Leave out the pictures and copy everything else in the entries exactly.

# start of Input for this task

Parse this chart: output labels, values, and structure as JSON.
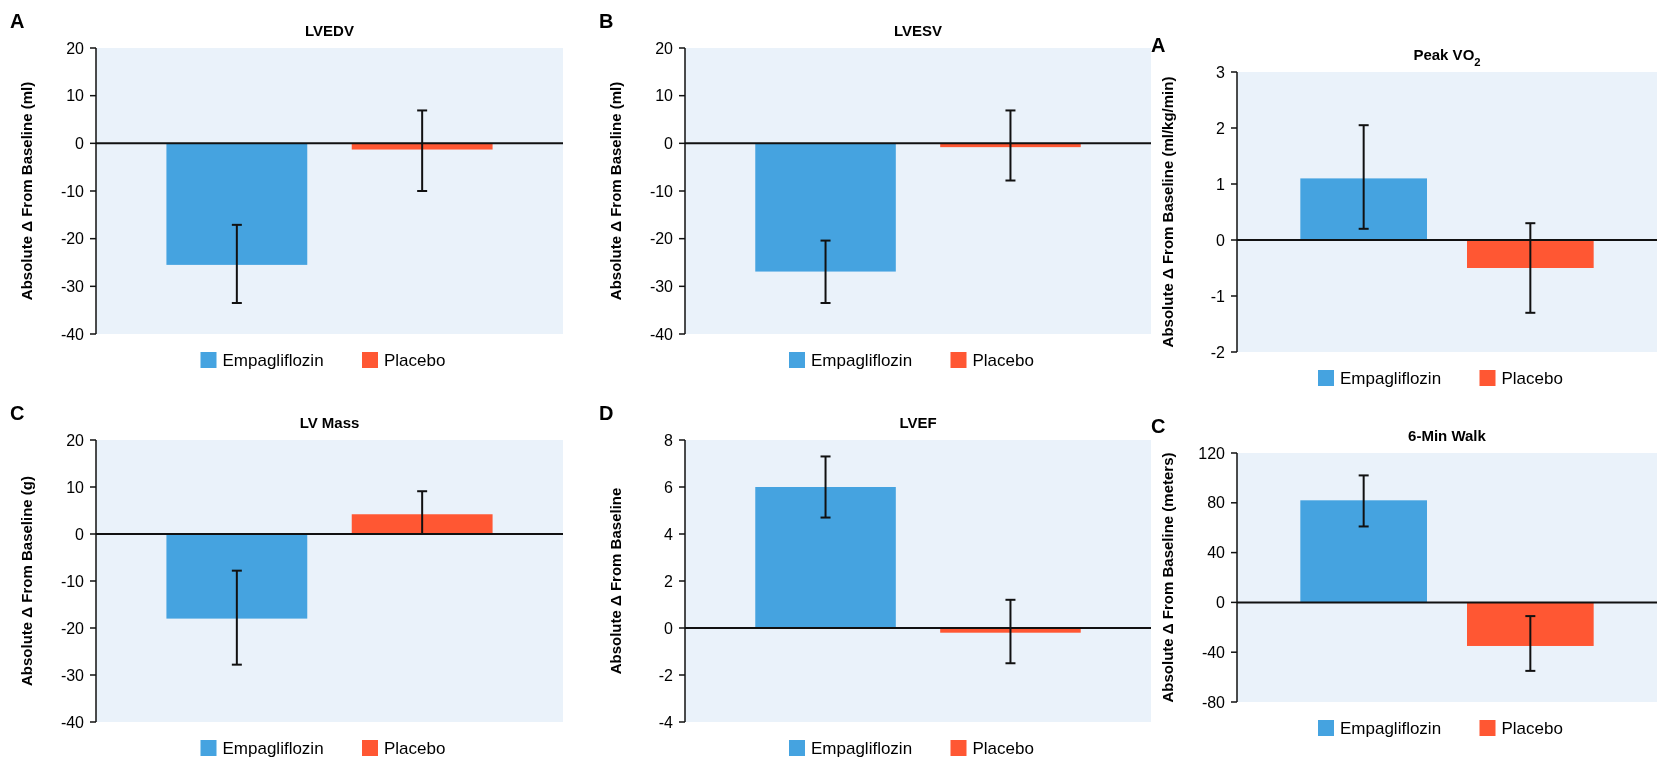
{
  "chart_data": [
    {
      "type": "bar",
      "title": "LVEDV",
      "annotations": [
        "A"
      ],
      "ylabel": "Absolute Δ From Baseline (ml)",
      "categories": [
        null
      ],
      "ylim": [
        -40,
        20
      ],
      "yticks": [
        -40,
        -30,
        -20,
        -10,
        0,
        10,
        20
      ],
      "legend": "bottom",
      "series": [
        {
          "name": "Empagliflozin",
          "color": "#45a3e0",
          "values": [
            -25.5
          ],
          "errors": [
            [
              -33.5,
              -17.1
            ]
          ]
        },
        {
          "name": "Placebo",
          "color": "#ff5733",
          "values": [
            -1.3
          ],
          "errors": [
            [
              -10,
              6.9
            ]
          ]
        }
      ]
    },
    {
      "type": "bar",
      "title": "LVESV",
      "annotations": [
        "B"
      ],
      "ylabel": "Absolute Δ From Baseline (ml)",
      "categories": [
        null
      ],
      "ylim": [
        -40,
        20
      ],
      "yticks": [
        -40,
        -30,
        -20,
        -10,
        0,
        10,
        20
      ],
      "legend": "bottom",
      "series": [
        {
          "name": "Empagliflozin",
          "color": "#45a3e0",
          "values": [
            -26.9
          ],
          "errors": [
            [
              -33.5,
              -20.4
            ]
          ]
        },
        {
          "name": "Placebo",
          "color": "#ff5733",
          "values": [
            -0.8
          ],
          "errors": [
            [
              -7.8,
              6.9
            ]
          ]
        }
      ]
    },
    {
      "type": "bar",
      "title": "Peak VO$_{2}$",
      "annotations": [
        "A"
      ],
      "ylabel": "Absolute Δ From Baseline (ml/kg/min)",
      "categories": [
        null
      ],
      "ylim": [
        -2,
        3
      ],
      "yticks": [
        -2,
        -1,
        0,
        1,
        2,
        3
      ],
      "legend": "bottom",
      "series": [
        {
          "name": "Empagliflozin",
          "color": "#45a3e0",
          "values": [
            1.1
          ],
          "errors": [
            [
              0.2,
              2.05
            ]
          ]
        },
        {
          "name": "Placebo",
          "color": "#ff5733",
          "values": [
            -0.5
          ],
          "errors": [
            [
              -1.3,
              0.3
            ]
          ]
        }
      ]
    },
    {
      "type": "bar",
      "title": "LV Mass",
      "annotations": [
        "C"
      ],
      "ylabel": "Absolute Δ From Baseline (g)",
      "categories": [
        null
      ],
      "ylim": [
        -40,
        20
      ],
      "yticks": [
        -40,
        -30,
        -20,
        -10,
        0,
        10,
        20
      ],
      "legend": "bottom",
      "series": [
        {
          "name": "Empagliflozin",
          "color": "#45a3e0",
          "values": [
            -18
          ],
          "errors": [
            [
              -27.8,
              -7.8
            ]
          ]
        },
        {
          "name": "Placebo",
          "color": "#ff5733",
          "values": [
            4.2
          ],
          "errors": [
            [
              0,
              9.1
            ]
          ]
        }
      ]
    },
    {
      "type": "bar",
      "title": "LVEF",
      "annotations": [
        "D"
      ],
      "ylabel": "Absolute Δ From Baseline",
      "categories": [
        null
      ],
      "ylim": [
        -4,
        8
      ],
      "yticks": [
        -4,
        -2,
        0,
        2,
        4,
        6,
        8
      ],
      "legend": "bottom",
      "series": [
        {
          "name": "Empagliflozin",
          "color": "#45a3e0",
          "values": [
            6.0
          ],
          "errors": [
            [
              4.7,
              7.3
            ]
          ]
        },
        {
          "name": "Placebo",
          "color": "#ff5733",
          "values": [
            -0.2
          ],
          "errors": [
            [
              -1.5,
              1.2
            ]
          ]
        }
      ]
    },
    {
      "type": "bar",
      "title": "6-Min Walk",
      "annotations": [
        "C"
      ],
      "ylabel": "Absolute Δ From Baseline (meters)",
      "categories": [
        null
      ],
      "ylim": [
        -80,
        120
      ],
      "yticks": [
        -80,
        -40,
        0,
        40,
        80,
        120
      ],
      "legend": "bottom",
      "series": [
        {
          "name": "Empagliflozin",
          "color": "#45a3e0",
          "values": [
            82
          ],
          "errors": [
            [
              61,
              102
            ]
          ]
        },
        {
          "name": "Placebo",
          "color": "#ff5733",
          "values": [
            -35
          ],
          "errors": [
            [
              -55,
              -11
            ]
          ]
        }
      ]
    }
  ]
}
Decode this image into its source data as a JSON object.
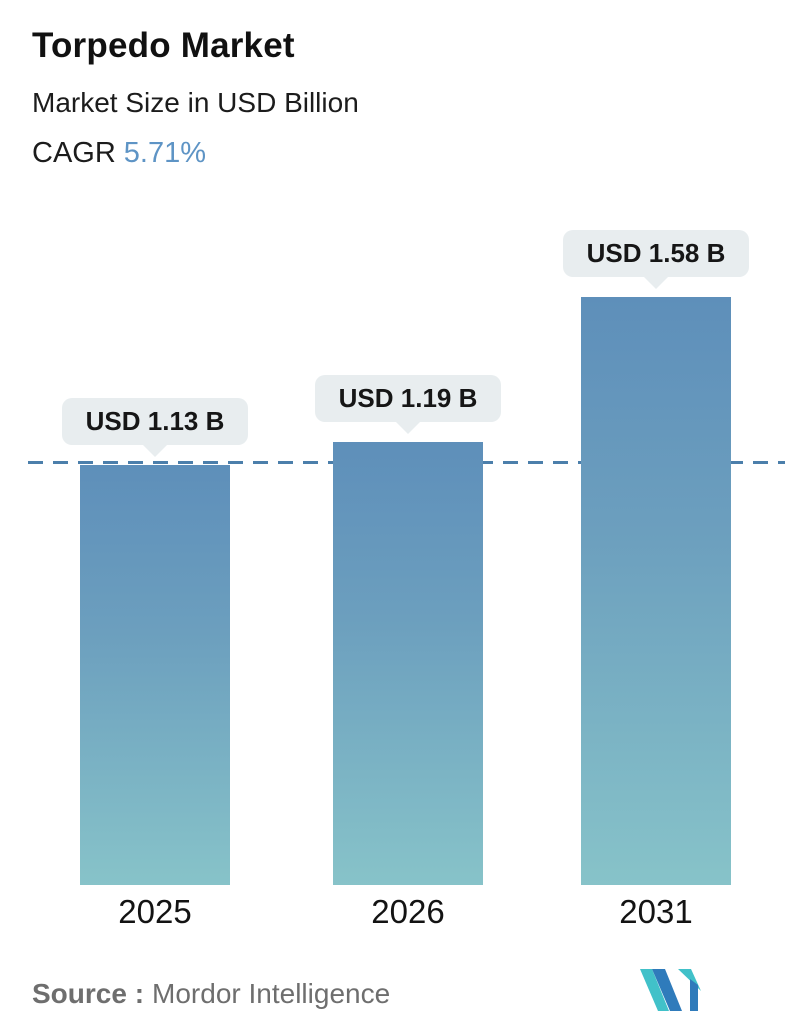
{
  "header": {
    "title": "Torpedo Market",
    "subtitle": "Market Size in USD Billion",
    "cagr_label": "CAGR",
    "cagr_value": "5.71%"
  },
  "chart_data": {
    "type": "bar",
    "title": "Torpedo Market",
    "ylabel": "Market Size in USD Billion",
    "categories": [
      "2025",
      "2026",
      "2031"
    ],
    "values": [
      1.13,
      1.19,
      1.58
    ],
    "bar_labels": [
      "USD 1.13 B",
      "USD 1.19 B",
      "USD 1.58 B"
    ],
    "cagr_percent": 5.71,
    "ylim": [
      0,
      1.7
    ],
    "grid": "off",
    "legend": "none",
    "reference_line": {
      "style": "dashed",
      "value": 1.13,
      "color": "#4c7fab"
    },
    "colors": {
      "bar_gradient_top": "#5e8fba",
      "bar_gradient_bottom": "#87c3c9",
      "bubble_background": "#e8edef",
      "accent_blue": "#5e94c5"
    }
  },
  "footer": {
    "source_label": "Source :",
    "source_value": "Mordor Intelligence",
    "logo": "mordor-intelligence-logo",
    "logo_colors": {
      "blue": "#2f7bbb",
      "teal": "#41c1c9"
    }
  }
}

# end of Input for this task

◆ Answer to the exercise:
Parse this chart: output labels, values, and structure as JSON.
{
  "chart_data": [
    {
      "type": "bar",
      "title": "LVEDV",
      "annotations": [
        "A"
      ],
      "ylabel": "Absolute Δ From Baseline (ml)",
      "categories": [
        null
      ],
      "ylim": [
        -40,
        20
      ],
      "yticks": [
        -40,
        -30,
        -20,
        -10,
        0,
        10,
        20
      ],
      "legend": "bottom",
      "series": [
        {
          "name": "Empagliflozin",
          "color": "#45a3e0",
          "values": [
            -25.5
          ],
          "errors": [
            [
              -33.5,
              -17.1
            ]
          ]
        },
        {
          "name": "Placebo",
          "color": "#ff5733",
          "values": [
            -1.3
          ],
          "errors": [
            [
              -10,
              6.9
            ]
          ]
        }
      ]
    },
    {
      "type": "bar",
      "title": "LVESV",
      "annotations": [
        "B"
      ],
      "ylabel": "Absolute Δ From Baseline (ml)",
      "categories": [
        null
      ],
      "ylim": [
        -40,
        20
      ],
      "yticks": [
        -40,
        -30,
        -20,
        -10,
        0,
        10,
        20
      ],
      "legend": "bottom",
      "series": [
        {
          "name": "Empagliflozin",
          "color": "#45a3e0",
          "values": [
            -26.9
          ],
          "errors": [
            [
              -33.5,
              -20.4
            ]
          ]
        },
        {
          "name": "Placebo",
          "color": "#ff5733",
          "values": [
            -0.8
          ],
          "errors": [
            [
              -7.8,
              6.9
            ]
          ]
        }
      ]
    },
    {
      "type": "bar",
      "title": "Peak VO$_{2}$",
      "annotations": [
        "A"
      ],
      "ylabel": "Absolute Δ From Baseline (ml/kg/min)",
      "categories": [
        null
      ],
      "ylim": [
        -2,
        3
      ],
      "yticks": [
        -2,
        -1,
        0,
        1,
        2,
        3
      ],
      "legend": "bottom",
      "series": [
        {
          "name": "Empagliflozin",
          "color": "#45a3e0",
          "values": [
            1.1
          ],
          "errors": [
            [
              0.2,
              2.05
            ]
          ]
        },
        {
          "name": "Placebo",
          "color": "#ff5733",
          "values": [
            -0.5
          ],
          "errors": [
            [
              -1.3,
              0.3
            ]
          ]
        }
      ]
    },
    {
      "type": "bar",
      "title": "LV Mass",
      "annotations": [
        "C"
      ],
      "ylabel": "Absolute Δ From Baseline (g)",
      "categories": [
        null
      ],
      "ylim": [
        -40,
        20
      ],
      "yticks": [
        -40,
        -30,
        -20,
        -10,
        0,
        10,
        20
      ],
      "legend": "bottom",
      "series": [
        {
          "name": "Empagliflozin",
          "color": "#45a3e0",
          "values": [
            -18
          ],
          "errors": [
            [
              -27.8,
              -7.8
            ]
          ]
        },
        {
          "name": "Placebo",
          "color": "#ff5733",
          "values": [
            4.2
          ],
          "errors": [
            [
              0,
              9.1
            ]
          ]
        }
      ]
    },
    {
      "type": "bar",
      "title": "LVEF",
      "annotations": [
        "D"
      ],
      "ylabel": "Absolute Δ From Baseline",
      "categories": [
        null
      ],
      "ylim": [
        -4,
        8
      ],
      "yticks": [
        -4,
        -2,
        0,
        2,
        4,
        6,
        8
      ],
      "legend": "bottom",
      "series": [
        {
          "name": "Empagliflozin",
          "color": "#45a3e0",
          "values": [
            6.0
          ],
          "errors": [
            [
              4.7,
              7.3
            ]
          ]
        },
        {
          "name": "Placebo",
          "color": "#ff5733",
          "values": [
            -0.2
          ],
          "errors": [
            [
              -1.5,
              1.2
            ]
          ]
        }
      ]
    },
    {
      "type": "bar",
      "title": "6-Min Walk",
      "annotations": [
        "C"
      ],
      "ylabel": "Absolute Δ From Baseline (meters)",
      "categories": [
        null
      ],
      "ylim": [
        -80,
        120
      ],
      "yticks": [
        -80,
        -40,
        0,
        40,
        80,
        120
      ],
      "legend": "bottom",
      "series": [
        {
          "name": "Empagliflozin",
          "color": "#45a3e0",
          "values": [
            82
          ],
          "errors": [
            [
              61,
              102
            ]
          ]
        },
        {
          "name": "Placebo",
          "color": "#ff5733",
          "values": [
            -35
          ],
          "errors": [
            [
              -55,
              -11
            ]
          ]
        }
      ]
    }
  ]
}
Decode this image into its source data as a JSON object.
{
  "header": {
    "title": "Torpedo Market",
    "subtitle": "Market Size in USD Billion",
    "cagr_label": "CAGR",
    "cagr_value": "5.71%"
  },
  "chart_data": {
    "type": "bar",
    "title": "Torpedo Market",
    "ylabel": "Market Size in USD Billion",
    "categories": [
      "2025",
      "2026",
      "2031"
    ],
    "values": [
      1.13,
      1.19,
      1.58
    ],
    "bar_labels": [
      "USD 1.13 B",
      "USD 1.19 B",
      "USD 1.58 B"
    ],
    "cagr_percent": 5.71,
    "ylim": [
      0,
      1.7
    ],
    "grid": "off",
    "legend": "none",
    "reference_line": {
      "style": "dashed",
      "value": 1.13,
      "color": "#4c7fab"
    },
    "colors": {
      "bar_gradient_top": "#5e8fba",
      "bar_gradient_bottom": "#87c3c9",
      "bubble_background": "#e8edef",
      "accent_blue": "#5e94c5"
    }
  },
  "footer": {
    "source_label": "Source :",
    "source_value": "Mordor Intelligence",
    "logo": "mordor-intelligence-logo",
    "logo_colors": {
      "blue": "#2f7bbb",
      "teal": "#41c1c9"
    }
  }
}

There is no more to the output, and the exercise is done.